↓↓↓
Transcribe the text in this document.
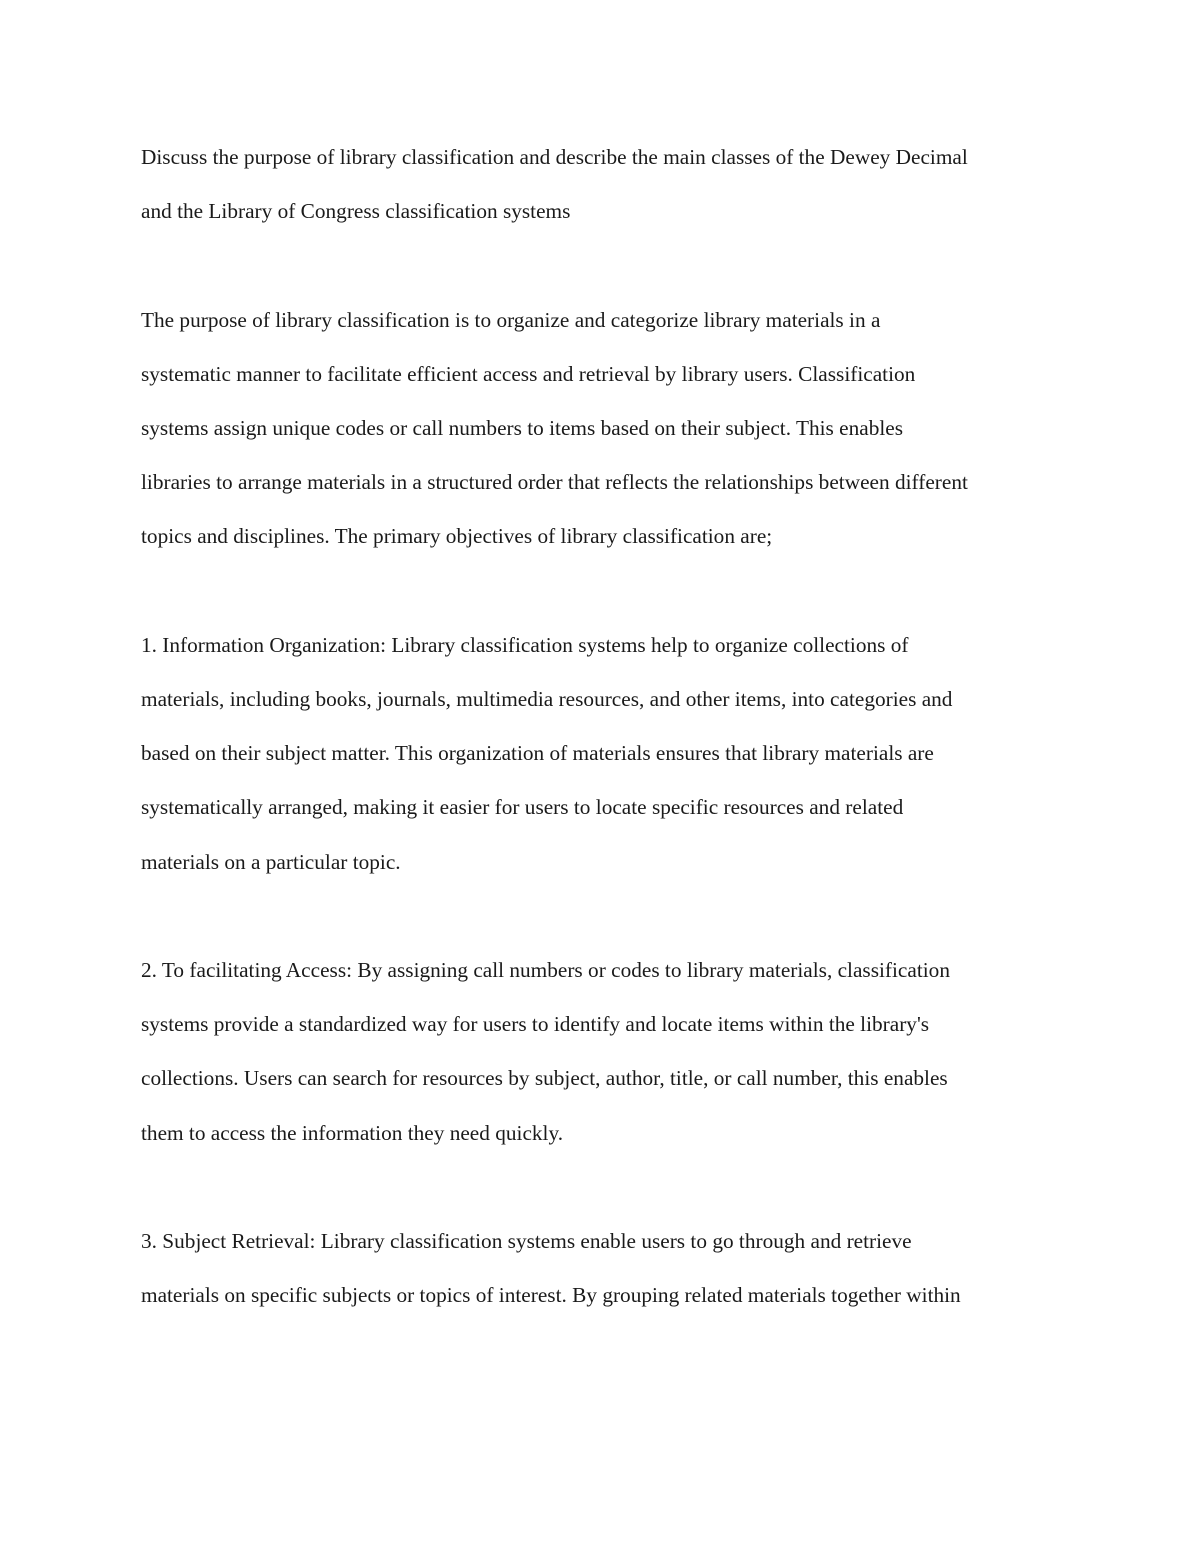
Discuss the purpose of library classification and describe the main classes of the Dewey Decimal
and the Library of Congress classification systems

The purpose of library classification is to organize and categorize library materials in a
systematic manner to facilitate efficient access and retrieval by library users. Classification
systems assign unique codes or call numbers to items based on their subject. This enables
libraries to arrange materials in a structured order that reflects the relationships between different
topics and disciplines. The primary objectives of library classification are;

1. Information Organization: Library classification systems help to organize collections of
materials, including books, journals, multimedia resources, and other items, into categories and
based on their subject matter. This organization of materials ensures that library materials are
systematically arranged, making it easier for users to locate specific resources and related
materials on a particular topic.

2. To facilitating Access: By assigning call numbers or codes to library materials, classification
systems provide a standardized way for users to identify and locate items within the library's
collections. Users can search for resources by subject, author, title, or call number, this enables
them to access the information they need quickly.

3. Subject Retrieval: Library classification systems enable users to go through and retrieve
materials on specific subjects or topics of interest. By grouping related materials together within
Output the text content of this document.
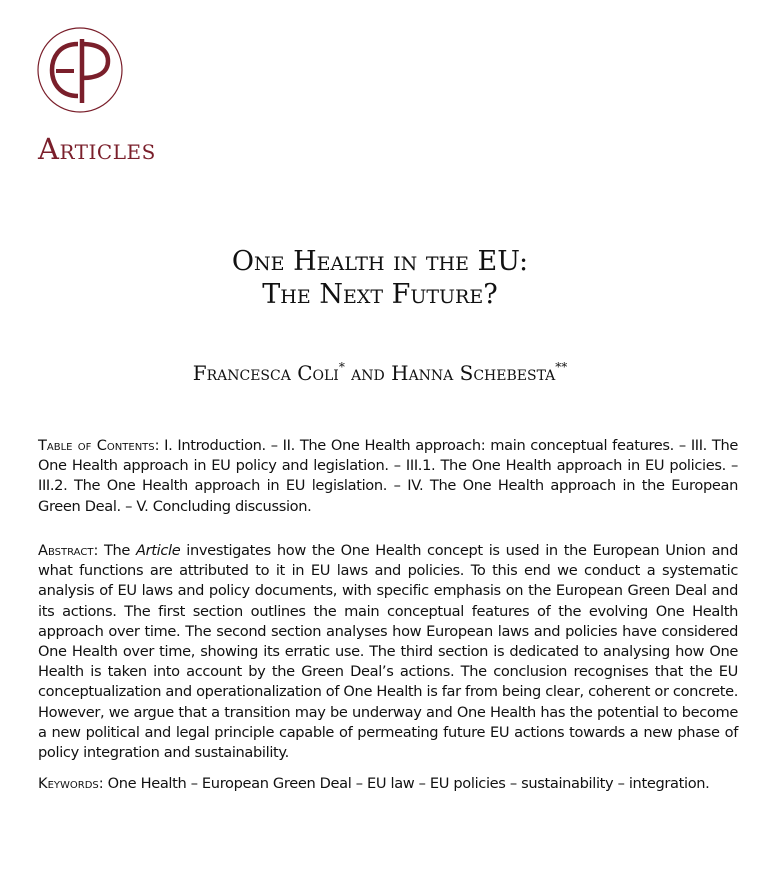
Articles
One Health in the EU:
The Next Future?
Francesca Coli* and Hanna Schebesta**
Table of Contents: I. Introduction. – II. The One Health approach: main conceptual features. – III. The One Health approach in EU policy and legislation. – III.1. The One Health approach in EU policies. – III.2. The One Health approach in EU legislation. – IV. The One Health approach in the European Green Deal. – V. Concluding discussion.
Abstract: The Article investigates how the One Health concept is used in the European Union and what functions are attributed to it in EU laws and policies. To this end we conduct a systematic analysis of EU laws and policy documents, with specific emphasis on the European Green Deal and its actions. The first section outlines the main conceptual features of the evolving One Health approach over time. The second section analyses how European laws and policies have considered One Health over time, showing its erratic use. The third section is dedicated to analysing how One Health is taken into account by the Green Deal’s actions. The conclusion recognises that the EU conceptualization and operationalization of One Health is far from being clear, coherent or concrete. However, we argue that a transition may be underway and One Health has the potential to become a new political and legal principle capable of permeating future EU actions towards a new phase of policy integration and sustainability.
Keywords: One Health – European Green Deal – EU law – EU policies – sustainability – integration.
↑↑↑
▶ **WHAT IS EXPECTED**
Reproduce the material above in full and without alteration, but skip all pictures.

▶ **WRITTEN ANSWER**
Transcribe the text in this document.
Discuss the purpose of library classification and describe the main classes of the Dewey Decimal
and the Library of Congress classification systems

The purpose of library classification is to organize and categorize library materials in a
systematic manner to facilitate efficient access and retrieval by library users. Classification
systems assign unique codes or call numbers to items based on their subject. This enables
libraries to arrange materials in a structured order that reflects the relationships between different
topics and disciplines. The primary objectives of library classification are;

1. Information Organization: Library classification systems help to organize collections of
materials, including books, journals, multimedia resources, and other items, into categories and
based on their subject matter. This organization of materials ensures that library materials are
systematically arranged, making it easier for users to locate specific resources and related
materials on a particular topic.

2. To facilitating Access: By assigning call numbers or codes to library materials, classification
systems provide a standardized way for users to identify and locate items within the library's
collections. Users can search for resources by subject, author, title, or call number, this enables
them to access the information they need quickly.

3. Subject Retrieval: Library classification systems enable users to go through and retrieve
materials on specific subjects or topics of interest. By grouping related materials together within
Output the text content of this document.
Articles
One Health in the EU:
The Next Future?
Francesca Coli* and Hanna Schebesta**
Table of Contents: I. Introduction. – II. The One Health approach: main conceptual features. – III. The One Health approach in EU policy and legislation. – III.1. The One Health approach in EU policies. – III.2. The One Health approach in EU legislation. – IV. The One Health approach in the European Green Deal. – V. Concluding discussion.
Abstract: The Article investigates how the One Health concept is used in the European Union and what functions are attributed to it in EU laws and policies. To this end we conduct a systematic analysis of EU laws and policy documents, with specific emphasis on the European Green Deal and its actions. The first section outlines the main conceptual features of the evolving One Health approach over time. The second section analyses how European laws and policies have considered One Health over time, showing its erratic use. The third section is dedicated to analysing how One Health is taken into account by the Green Deal’s actions. The conclusion recognises that the EU conceptualization and operationalization of One Health is far from being clear, coherent or concrete. However, we argue that a transition may be underway and One Health has the potential to become a new political and legal principle capable of permeating future EU actions towards a new phase of policy integration and sustainability.
Keywords: One Health – European Green Deal – EU law – EU policies – sustainability – integration.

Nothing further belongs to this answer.